Stored items from a collection:

>> Start

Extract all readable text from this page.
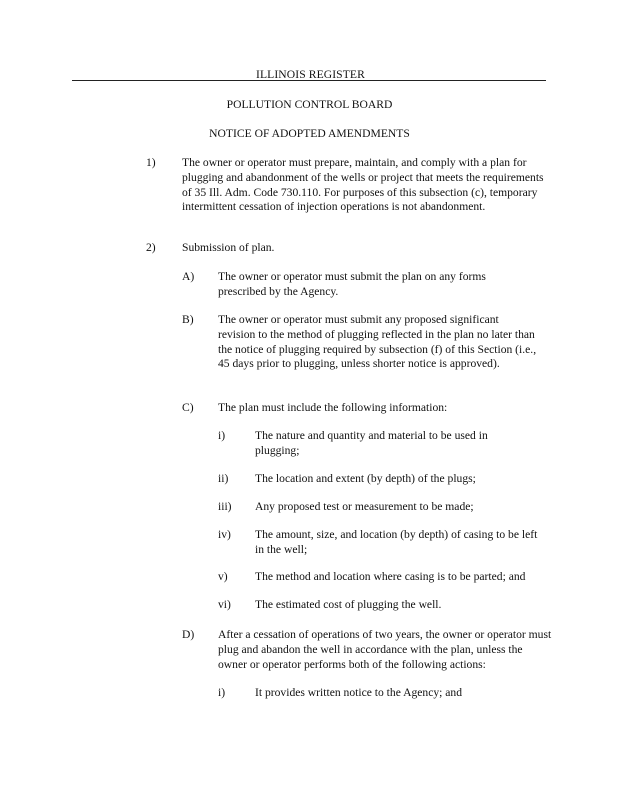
ILLINOIS REGISTER
POLLUTION CONTROL BOARD
NOTICE OF ADOPTED AMENDMENTS
1) The owner or operator must prepare, maintain, and comply with a plan for plugging and abandonment of the wells or project that meets the requirements of 35 Ill. Adm. Code 730.110. For purposes of this subsection (c), temporary intermittent cessation of injection operations is not abandonment.
2) Submission of plan.
A) The owner or operator must submit the plan on any forms prescribed by the Agency.
B) The owner or operator must submit any proposed significant revision to the method of plugging reflected in the plan no later than the notice of plugging required by subsection (f) of this Section (i.e., 45 days prior to plugging, unless shorter notice is approved).
C) The plan must include the following information:
i)	The nature and quantity and material to be used in plugging;
ii) The location and extent (by depth) of the plugs;
iii) Any proposed test or measurement to be made;
iv) The amount, size, and location (by depth) of casing to be left in the well;
v) The method and location where casing is to be parted; and
vi) The estimated cost of plugging the well.
D) After a cessation of operations of two years, the owner or operator must plug and abandon the well in accordance with the plan, unless the owner or operator performs both of the following actions:
i)	It provides written notice to the Agency; and
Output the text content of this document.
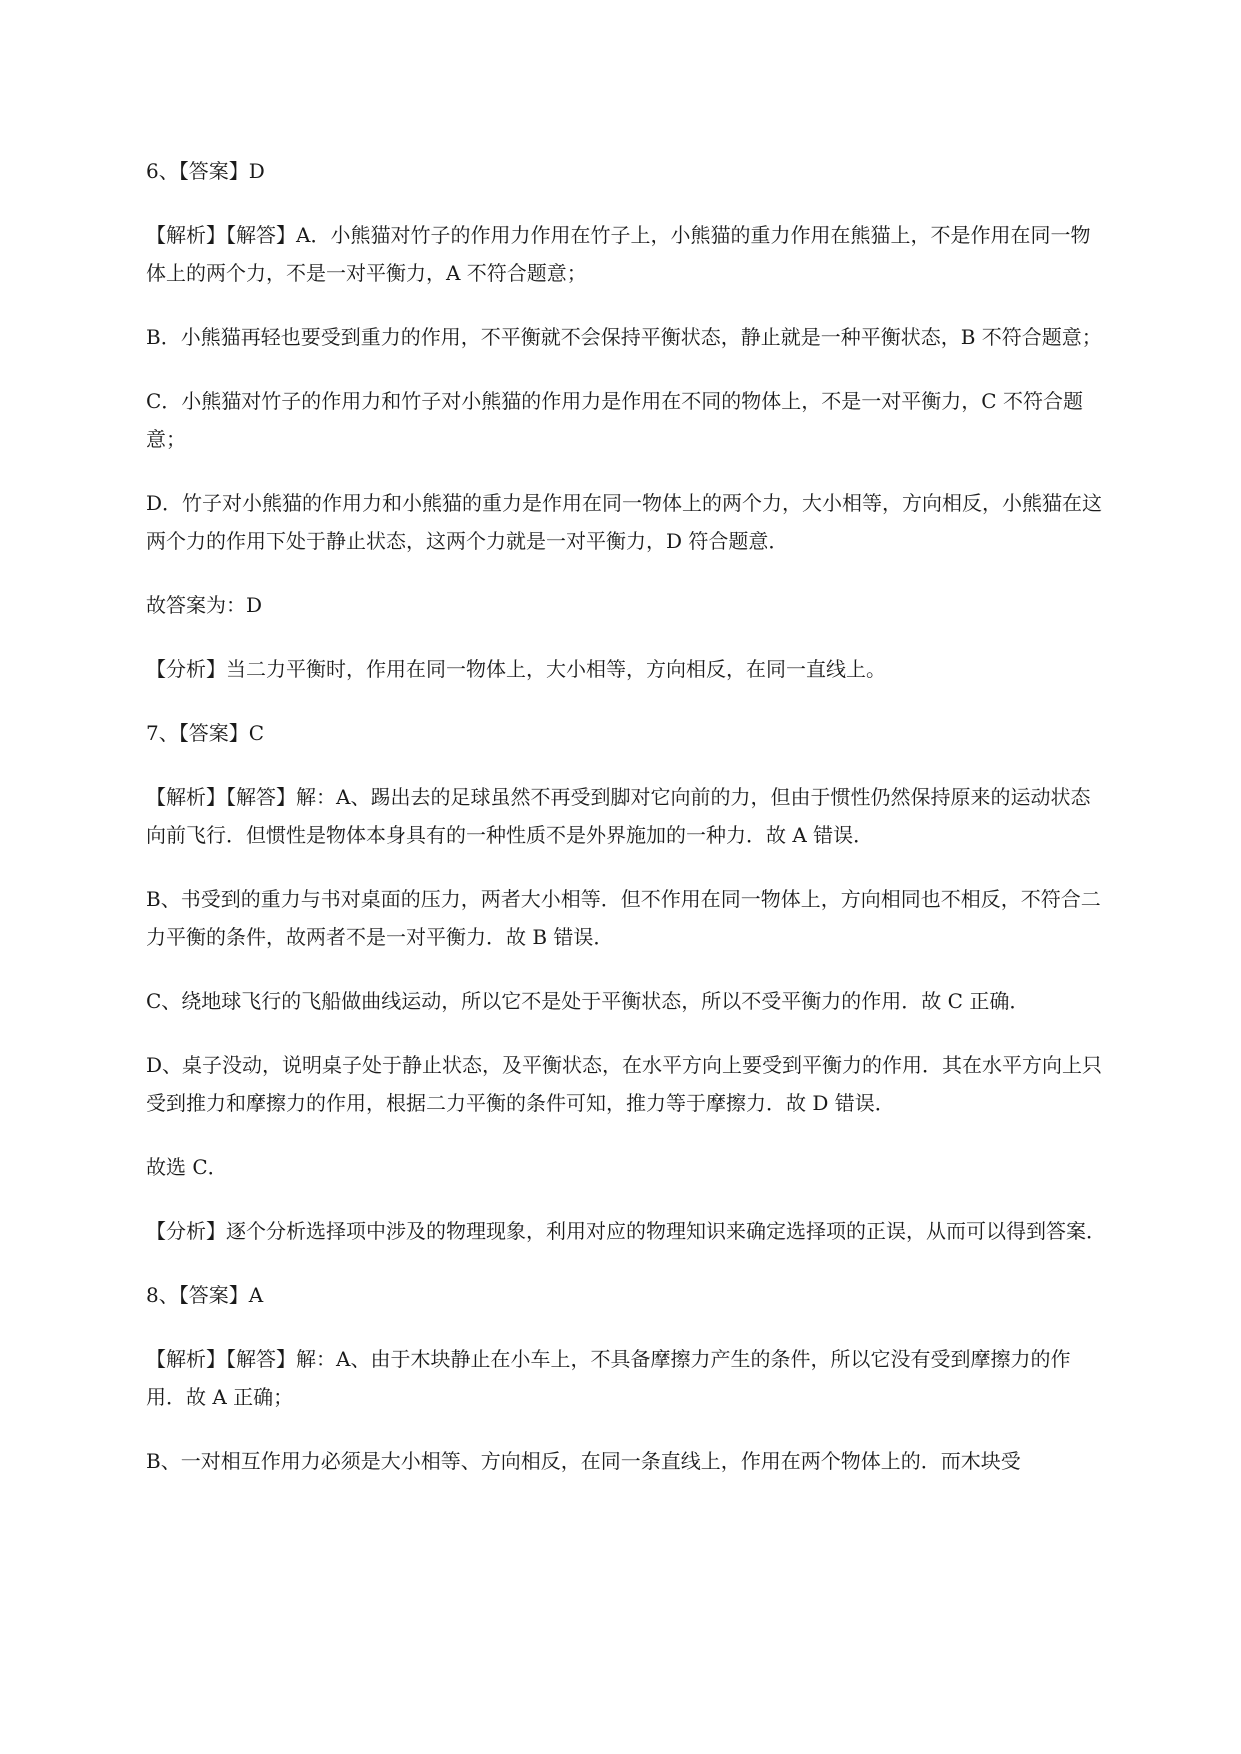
6、【答案】D

【解析】【解答】A．小熊猫对竹子的作用力作用在竹子上，小熊猫的重力作用在熊猫上，不是作用在同一物体上的两个力，不是一对平衡力，A 不符合题意；

B．小熊猫再轻也要受到重力的作用，不平衡就不会保持平衡状态，静止就是一种平衡状态，B 不符合题意；

C．小熊猫对竹子的作用力和竹子对小熊猫的作用力是作用在不同的物体上，不是一对平衡力，C 不符合题意；

D．竹子对小熊猫的作用力和小熊猫的重力是作用在同一物体上的两个力，大小相等，方向相反，小熊猫在这两个力的作用下处于静止状态，这两个力就是一对平衡力，D 符合题意．

故答案为：D

【分析】当二力平衡时，作用在同一物体上，大小相等，方向相反，在同一直线上。

7、【答案】C

【解析】【解答】解：A、踢出去的足球虽然不再受到脚对它向前的力，但由于惯性仍然保持原来的运动状态向前飞行．但惯性是物体本身具有的一种性质不是外界施加的一种力．故 A 错误．

B、书受到的重力与书对桌面的压力，两者大小相等．但不作用在同一物体上，方向相同也不相反，不符合二力平衡的条件，故两者不是一对平衡力．故 B 错误．

C、绕地球飞行的飞船做曲线运动，所以它不是处于平衡状态，所以不受平衡力的作用．故 C 正确．

D、桌子没动，说明桌子处于静止状态，及平衡状态，在水平方向上要受到平衡力的作用．其在水平方向上只受到推力和摩擦力的作用，根据二力平衡的条件可知，推力等于摩擦力．故 D 错误．

故选 C．

【分析】逐个分析选择项中涉及的物理现象，利用对应的物理知识来确定选择项的正误，从而可以得到答案．

8、【答案】A

【解析】【解答】解：A、由于木块静止在小车上，不具备摩擦力产生的条件，所以它没有受到摩擦力的作用．故 A 正确；

B、一对相互作用力必须是大小相等、方向相反，在同一条直线上，作用在两个物体上的．而木块受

>> End

TASK BRIEF:
Extract every line above containing the word "不符合题意".

WORKED SOLUTION:
【解析】【解答】A．小熊猫对竹子的作用力作用在竹子上，小熊猫的重力作用在熊猫上，不是作用在同一物体上的两个力，不是一对平衡力，A 不符合题意；
B．小熊猫再轻也要受到重力的作用，不平衡就不会保持平衡状态，静止就是一种平衡状态，B 不符合题意；
C．小熊猫对竹子的作用力和竹子对小熊猫的作用力是作用在不同的物体上，不是一对平衡力，C 不符合题意；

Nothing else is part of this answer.